## Short exercise
Using the listing below, copy every line that mentions "benyttes".

+++ Task material +++

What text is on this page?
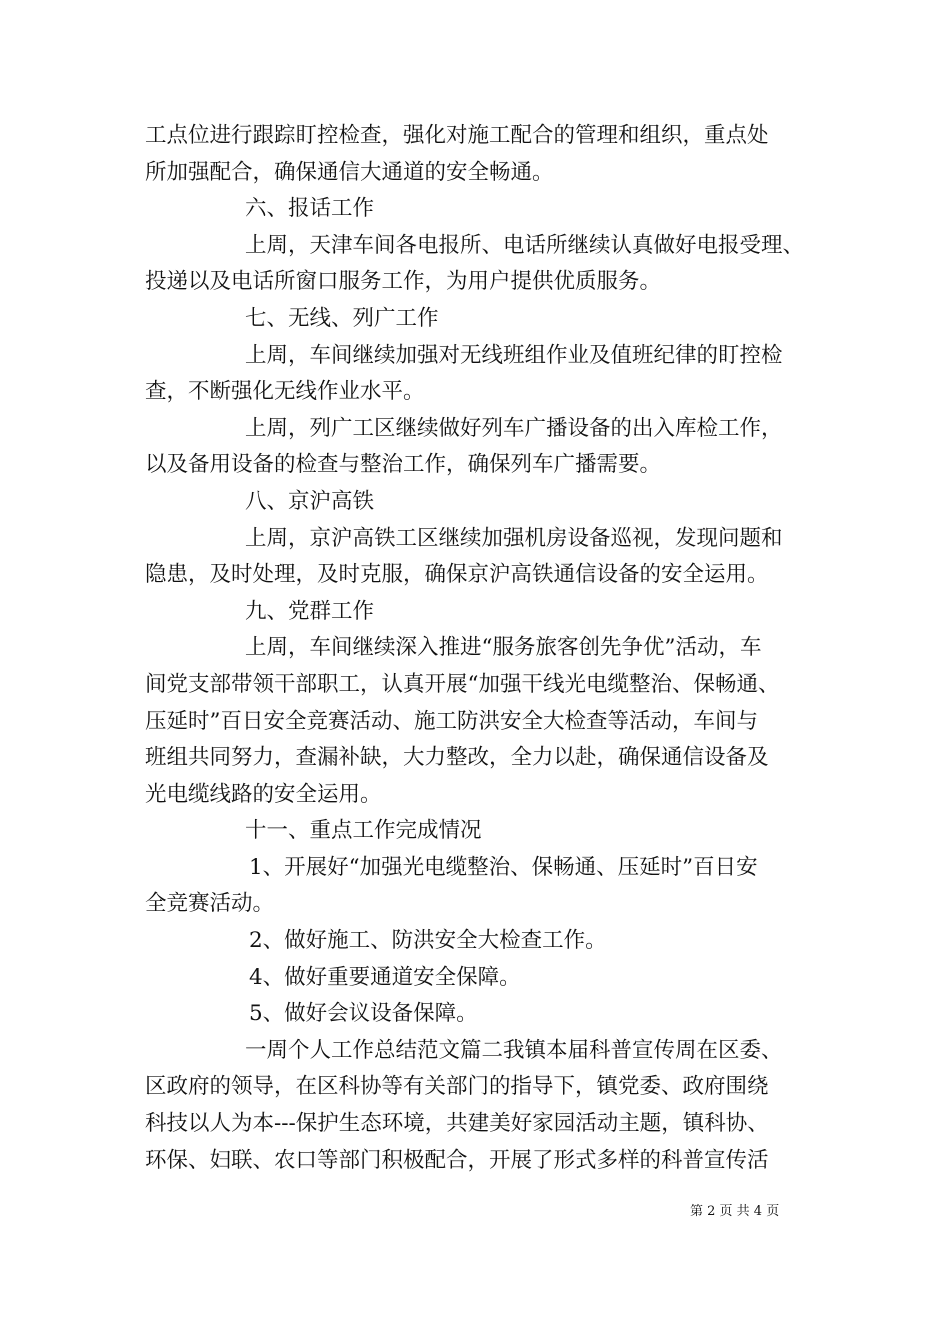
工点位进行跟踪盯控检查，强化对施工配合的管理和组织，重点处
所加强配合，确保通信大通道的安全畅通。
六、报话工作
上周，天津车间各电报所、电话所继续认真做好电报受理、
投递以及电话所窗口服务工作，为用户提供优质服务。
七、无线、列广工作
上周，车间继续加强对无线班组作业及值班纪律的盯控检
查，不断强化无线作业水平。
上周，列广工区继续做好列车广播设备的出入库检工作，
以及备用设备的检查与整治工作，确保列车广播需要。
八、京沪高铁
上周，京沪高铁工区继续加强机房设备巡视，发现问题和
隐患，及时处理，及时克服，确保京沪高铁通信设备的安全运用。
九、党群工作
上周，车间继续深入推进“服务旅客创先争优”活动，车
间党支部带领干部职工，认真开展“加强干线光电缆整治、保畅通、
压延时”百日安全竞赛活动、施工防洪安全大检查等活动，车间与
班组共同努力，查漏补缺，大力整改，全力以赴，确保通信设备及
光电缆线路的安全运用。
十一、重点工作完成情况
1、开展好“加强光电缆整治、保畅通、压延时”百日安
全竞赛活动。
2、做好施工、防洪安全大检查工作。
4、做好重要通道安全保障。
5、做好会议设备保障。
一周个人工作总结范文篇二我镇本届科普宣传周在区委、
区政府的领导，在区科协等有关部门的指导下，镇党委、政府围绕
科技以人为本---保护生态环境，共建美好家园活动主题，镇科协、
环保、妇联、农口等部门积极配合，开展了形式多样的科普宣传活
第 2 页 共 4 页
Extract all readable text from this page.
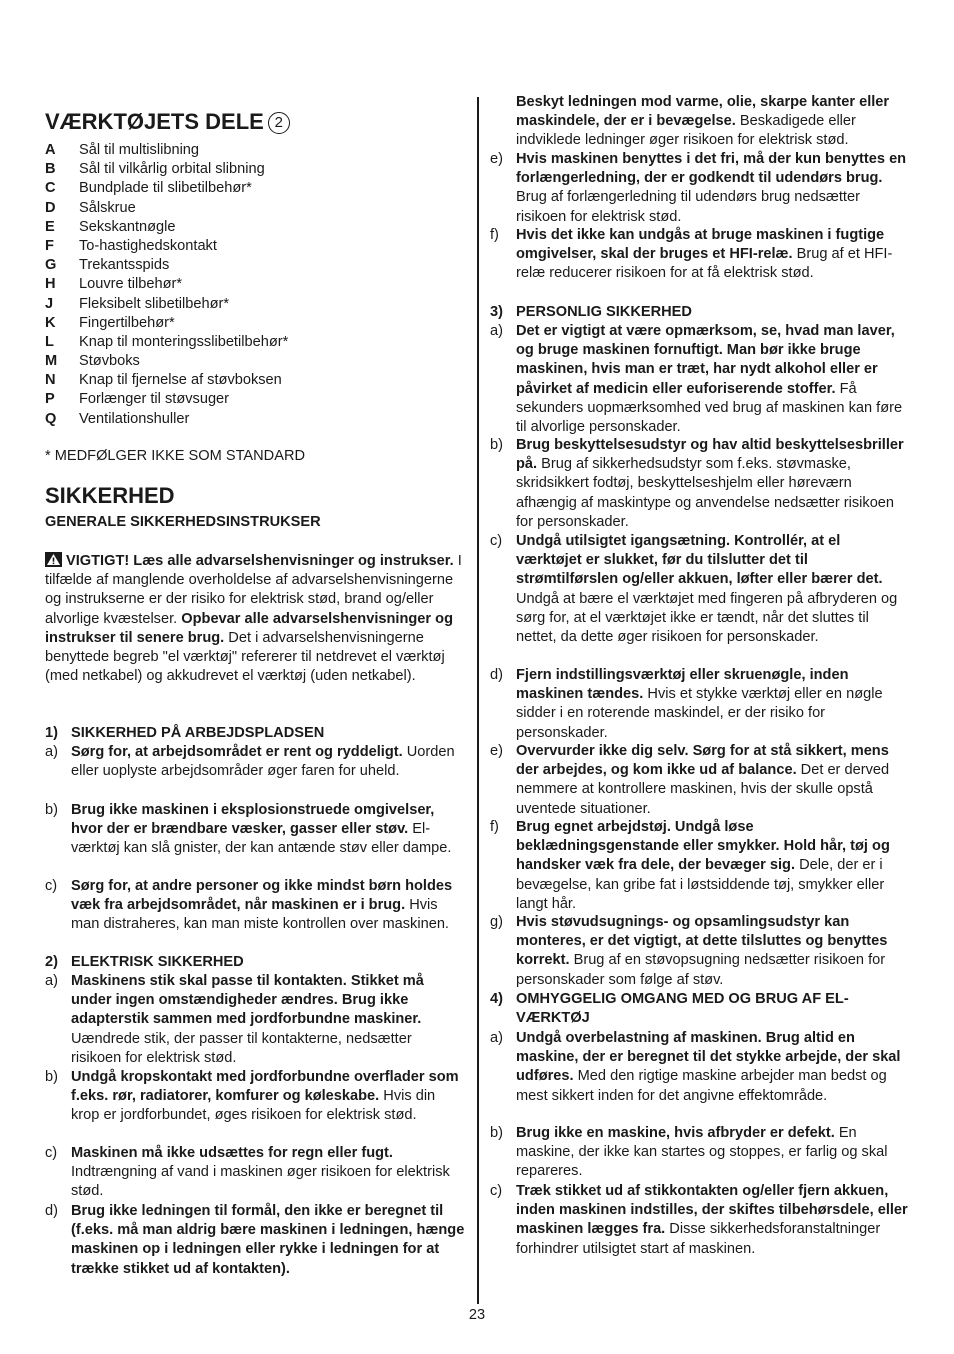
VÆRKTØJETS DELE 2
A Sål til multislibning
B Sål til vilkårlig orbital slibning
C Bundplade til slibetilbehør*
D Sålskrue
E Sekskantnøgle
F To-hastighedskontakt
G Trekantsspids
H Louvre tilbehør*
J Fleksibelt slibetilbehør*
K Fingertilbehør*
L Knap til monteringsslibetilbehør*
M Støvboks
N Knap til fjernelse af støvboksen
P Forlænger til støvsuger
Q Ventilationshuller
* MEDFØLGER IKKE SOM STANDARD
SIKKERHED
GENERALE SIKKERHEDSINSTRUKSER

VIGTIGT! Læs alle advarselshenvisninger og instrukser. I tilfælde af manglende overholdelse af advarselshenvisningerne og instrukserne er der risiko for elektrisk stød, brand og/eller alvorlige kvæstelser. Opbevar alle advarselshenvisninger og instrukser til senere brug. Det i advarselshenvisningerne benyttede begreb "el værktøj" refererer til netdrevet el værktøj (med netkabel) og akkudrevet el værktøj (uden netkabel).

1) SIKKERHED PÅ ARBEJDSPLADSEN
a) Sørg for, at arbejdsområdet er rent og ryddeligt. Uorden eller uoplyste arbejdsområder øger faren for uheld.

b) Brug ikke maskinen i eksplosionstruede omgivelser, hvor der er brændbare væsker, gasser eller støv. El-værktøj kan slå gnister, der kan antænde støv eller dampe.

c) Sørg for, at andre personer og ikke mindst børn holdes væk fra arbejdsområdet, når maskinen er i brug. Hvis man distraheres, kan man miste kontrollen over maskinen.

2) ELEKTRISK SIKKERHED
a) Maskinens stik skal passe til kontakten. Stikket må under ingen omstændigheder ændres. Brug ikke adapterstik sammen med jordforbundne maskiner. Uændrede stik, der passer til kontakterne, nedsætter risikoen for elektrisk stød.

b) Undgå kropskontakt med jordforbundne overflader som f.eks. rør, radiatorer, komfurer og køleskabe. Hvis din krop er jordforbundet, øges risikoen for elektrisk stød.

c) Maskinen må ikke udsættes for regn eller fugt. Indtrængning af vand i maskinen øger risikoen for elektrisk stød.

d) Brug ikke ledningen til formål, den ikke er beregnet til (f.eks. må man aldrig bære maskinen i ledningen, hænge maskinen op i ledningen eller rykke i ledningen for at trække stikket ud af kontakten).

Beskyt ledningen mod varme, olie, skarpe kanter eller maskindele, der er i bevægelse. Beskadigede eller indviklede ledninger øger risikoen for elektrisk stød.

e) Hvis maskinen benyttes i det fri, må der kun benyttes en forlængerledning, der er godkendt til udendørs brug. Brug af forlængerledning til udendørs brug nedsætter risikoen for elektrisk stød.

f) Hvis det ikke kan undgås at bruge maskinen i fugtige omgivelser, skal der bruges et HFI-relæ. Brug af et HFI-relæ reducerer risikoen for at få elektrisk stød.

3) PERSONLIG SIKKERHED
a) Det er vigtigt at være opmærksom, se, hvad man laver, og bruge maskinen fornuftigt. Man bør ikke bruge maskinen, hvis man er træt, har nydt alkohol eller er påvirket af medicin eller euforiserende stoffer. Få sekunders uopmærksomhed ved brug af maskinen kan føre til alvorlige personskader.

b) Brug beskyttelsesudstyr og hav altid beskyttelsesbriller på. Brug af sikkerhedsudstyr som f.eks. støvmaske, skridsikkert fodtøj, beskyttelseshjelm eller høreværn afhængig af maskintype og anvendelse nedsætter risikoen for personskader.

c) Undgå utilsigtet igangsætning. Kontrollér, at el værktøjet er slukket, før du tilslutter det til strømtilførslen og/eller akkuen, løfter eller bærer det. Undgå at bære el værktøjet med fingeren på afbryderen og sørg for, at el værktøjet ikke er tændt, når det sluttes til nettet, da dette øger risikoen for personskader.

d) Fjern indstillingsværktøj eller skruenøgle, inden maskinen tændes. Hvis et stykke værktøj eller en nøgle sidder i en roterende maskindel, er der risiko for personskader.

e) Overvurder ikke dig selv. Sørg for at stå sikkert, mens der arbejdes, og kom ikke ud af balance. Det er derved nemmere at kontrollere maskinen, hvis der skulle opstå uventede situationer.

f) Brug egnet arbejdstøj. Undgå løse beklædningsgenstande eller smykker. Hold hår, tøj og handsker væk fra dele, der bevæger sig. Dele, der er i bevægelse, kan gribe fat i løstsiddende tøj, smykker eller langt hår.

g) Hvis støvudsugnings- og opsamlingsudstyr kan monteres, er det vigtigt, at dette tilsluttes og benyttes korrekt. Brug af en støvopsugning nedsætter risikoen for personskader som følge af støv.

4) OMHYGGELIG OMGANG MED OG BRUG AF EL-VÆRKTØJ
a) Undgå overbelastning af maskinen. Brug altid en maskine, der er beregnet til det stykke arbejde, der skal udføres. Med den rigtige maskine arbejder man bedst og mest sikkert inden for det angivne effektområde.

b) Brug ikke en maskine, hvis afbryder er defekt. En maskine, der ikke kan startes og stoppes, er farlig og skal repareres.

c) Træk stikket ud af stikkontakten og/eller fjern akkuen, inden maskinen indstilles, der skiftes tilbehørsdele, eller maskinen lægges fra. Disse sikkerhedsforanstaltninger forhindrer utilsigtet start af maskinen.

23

+++

## Result of the task
e) Hvis maskinen benyttes i det fri, må der kun benyttes en forlængerledning, der er godkendt til udendørs brug. Brug af forlængerledning til udendørs brug nedsætter risikoen for elektrisk stød.
g) Hvis støvudsugnings- og opsamlingsudstyr kan monteres, er det vigtigt, at dette tilsluttes og benyttes korrekt. Brug af en støvopsugning nedsætter risikoen for personskader som følge af støv.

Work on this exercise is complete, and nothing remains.